— start of DATA PROVIDED —

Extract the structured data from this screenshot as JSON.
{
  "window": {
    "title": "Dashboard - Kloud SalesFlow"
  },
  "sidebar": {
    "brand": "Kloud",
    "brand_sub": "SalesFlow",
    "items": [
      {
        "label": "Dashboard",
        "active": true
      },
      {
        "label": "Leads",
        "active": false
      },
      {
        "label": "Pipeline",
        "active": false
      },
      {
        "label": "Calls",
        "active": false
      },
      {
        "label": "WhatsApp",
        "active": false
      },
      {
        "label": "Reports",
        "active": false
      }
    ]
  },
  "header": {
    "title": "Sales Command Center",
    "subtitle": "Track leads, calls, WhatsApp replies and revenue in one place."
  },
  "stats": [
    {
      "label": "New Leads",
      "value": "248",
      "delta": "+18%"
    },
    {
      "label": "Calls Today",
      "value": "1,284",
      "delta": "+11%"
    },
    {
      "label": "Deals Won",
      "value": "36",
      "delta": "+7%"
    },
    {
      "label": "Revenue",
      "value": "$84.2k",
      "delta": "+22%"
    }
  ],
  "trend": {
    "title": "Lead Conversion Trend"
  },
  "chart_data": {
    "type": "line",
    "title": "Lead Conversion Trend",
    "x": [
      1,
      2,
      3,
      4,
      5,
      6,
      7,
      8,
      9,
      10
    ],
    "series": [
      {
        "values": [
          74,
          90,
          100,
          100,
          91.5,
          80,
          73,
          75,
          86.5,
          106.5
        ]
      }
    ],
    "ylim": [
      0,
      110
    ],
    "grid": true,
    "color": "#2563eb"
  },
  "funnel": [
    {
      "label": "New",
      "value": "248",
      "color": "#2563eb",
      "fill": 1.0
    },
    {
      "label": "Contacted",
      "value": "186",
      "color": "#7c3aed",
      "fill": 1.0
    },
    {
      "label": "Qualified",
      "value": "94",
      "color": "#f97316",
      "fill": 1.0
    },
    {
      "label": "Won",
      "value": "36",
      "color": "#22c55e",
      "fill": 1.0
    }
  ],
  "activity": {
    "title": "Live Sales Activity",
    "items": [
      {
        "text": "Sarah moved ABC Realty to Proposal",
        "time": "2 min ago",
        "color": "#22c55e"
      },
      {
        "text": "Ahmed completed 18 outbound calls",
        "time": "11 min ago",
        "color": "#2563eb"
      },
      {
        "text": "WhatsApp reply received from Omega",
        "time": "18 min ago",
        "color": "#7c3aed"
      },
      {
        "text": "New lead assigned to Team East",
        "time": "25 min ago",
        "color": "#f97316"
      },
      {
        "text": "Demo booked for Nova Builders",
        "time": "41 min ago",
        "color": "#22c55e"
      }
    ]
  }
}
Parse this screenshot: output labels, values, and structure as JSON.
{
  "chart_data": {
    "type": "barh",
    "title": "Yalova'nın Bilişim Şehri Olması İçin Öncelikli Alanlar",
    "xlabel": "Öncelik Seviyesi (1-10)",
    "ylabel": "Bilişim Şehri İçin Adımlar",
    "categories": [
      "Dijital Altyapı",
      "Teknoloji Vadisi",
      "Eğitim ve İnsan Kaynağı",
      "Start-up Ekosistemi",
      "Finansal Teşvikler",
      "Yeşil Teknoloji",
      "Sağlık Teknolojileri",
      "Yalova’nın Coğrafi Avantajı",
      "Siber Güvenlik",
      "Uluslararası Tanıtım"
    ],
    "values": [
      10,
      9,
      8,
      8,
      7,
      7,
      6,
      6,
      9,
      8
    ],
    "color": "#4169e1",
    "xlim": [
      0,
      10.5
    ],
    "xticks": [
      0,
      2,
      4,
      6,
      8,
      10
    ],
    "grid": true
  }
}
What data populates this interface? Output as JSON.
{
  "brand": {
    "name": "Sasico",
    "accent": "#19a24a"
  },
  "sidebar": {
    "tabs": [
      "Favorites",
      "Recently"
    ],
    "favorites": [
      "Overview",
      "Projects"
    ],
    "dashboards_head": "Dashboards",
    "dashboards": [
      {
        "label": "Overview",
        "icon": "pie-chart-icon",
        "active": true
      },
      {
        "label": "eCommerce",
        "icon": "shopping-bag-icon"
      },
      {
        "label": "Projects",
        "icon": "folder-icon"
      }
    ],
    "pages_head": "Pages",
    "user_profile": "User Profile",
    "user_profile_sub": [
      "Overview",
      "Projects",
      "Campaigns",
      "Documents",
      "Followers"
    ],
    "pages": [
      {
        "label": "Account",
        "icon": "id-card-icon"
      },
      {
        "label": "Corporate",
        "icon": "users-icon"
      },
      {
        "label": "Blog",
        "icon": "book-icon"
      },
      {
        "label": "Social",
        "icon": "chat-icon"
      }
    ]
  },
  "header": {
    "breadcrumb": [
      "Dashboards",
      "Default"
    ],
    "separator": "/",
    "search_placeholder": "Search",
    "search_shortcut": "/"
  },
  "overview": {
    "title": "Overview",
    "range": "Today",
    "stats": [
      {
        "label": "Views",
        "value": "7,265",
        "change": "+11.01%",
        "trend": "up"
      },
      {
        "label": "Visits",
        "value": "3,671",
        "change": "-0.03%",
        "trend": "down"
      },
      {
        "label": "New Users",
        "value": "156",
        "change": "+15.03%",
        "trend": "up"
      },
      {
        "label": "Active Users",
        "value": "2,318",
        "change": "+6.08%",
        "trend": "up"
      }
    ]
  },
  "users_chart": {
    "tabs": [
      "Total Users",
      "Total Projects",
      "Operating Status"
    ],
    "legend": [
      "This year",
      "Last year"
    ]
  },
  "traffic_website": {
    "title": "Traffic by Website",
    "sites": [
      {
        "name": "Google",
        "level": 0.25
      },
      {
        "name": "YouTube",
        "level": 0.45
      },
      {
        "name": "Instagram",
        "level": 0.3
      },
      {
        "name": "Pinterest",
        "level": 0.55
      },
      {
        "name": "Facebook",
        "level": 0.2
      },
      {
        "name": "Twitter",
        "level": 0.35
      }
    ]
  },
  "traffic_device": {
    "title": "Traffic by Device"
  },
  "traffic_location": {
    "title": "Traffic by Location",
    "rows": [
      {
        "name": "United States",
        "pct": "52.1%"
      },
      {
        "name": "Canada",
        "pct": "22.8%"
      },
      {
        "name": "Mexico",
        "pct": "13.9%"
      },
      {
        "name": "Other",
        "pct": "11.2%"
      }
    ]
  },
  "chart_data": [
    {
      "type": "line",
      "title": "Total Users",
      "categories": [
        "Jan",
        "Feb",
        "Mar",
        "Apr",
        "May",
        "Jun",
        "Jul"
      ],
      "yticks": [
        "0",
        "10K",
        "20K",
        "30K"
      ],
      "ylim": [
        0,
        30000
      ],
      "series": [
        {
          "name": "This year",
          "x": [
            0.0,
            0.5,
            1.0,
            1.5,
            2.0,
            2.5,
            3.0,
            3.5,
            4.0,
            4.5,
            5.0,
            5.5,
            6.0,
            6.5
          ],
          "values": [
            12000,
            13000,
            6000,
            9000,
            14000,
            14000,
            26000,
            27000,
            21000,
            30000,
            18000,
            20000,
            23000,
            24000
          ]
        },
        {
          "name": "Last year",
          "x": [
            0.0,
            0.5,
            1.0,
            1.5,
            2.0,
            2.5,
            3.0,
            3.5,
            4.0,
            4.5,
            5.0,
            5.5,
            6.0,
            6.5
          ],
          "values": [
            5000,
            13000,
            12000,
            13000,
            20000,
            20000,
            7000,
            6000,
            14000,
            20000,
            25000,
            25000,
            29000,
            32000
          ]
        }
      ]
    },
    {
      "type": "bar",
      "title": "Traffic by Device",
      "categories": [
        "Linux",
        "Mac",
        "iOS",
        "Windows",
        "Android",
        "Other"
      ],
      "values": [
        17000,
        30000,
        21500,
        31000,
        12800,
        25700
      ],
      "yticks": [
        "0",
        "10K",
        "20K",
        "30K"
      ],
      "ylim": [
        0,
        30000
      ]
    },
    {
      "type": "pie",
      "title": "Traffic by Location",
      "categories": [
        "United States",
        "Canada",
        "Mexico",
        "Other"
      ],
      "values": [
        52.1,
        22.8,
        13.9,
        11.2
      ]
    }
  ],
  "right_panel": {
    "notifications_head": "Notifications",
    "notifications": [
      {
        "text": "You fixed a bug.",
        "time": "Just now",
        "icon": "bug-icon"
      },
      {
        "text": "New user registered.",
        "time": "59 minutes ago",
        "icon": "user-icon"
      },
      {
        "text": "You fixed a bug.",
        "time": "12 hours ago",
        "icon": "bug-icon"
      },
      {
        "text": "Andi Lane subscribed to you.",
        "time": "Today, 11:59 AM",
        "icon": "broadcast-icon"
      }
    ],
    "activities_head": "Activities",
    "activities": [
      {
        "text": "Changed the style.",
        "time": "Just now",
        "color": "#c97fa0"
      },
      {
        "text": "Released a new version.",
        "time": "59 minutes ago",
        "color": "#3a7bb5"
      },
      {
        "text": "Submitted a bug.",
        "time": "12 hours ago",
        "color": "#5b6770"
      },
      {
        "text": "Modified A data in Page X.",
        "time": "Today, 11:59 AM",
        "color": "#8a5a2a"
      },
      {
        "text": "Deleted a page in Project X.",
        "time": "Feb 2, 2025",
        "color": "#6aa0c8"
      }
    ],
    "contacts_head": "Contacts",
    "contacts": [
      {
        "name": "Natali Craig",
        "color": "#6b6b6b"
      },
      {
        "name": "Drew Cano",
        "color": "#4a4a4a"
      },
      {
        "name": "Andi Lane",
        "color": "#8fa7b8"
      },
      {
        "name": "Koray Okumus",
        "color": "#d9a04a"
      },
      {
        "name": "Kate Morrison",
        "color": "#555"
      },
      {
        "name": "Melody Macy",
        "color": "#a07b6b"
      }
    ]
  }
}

— end of DATA PROVIDED —

→ **TASK TO CARRY OUT**
Select from the material above each line in which the string "Today" appears, and list those lines.

→ **CORRECT RESPONSE**
      "label": "Calls Today",
    "range": "Today",
        "time": "Today, 11:59 AM",
        "time": "Today, 11:59 AM",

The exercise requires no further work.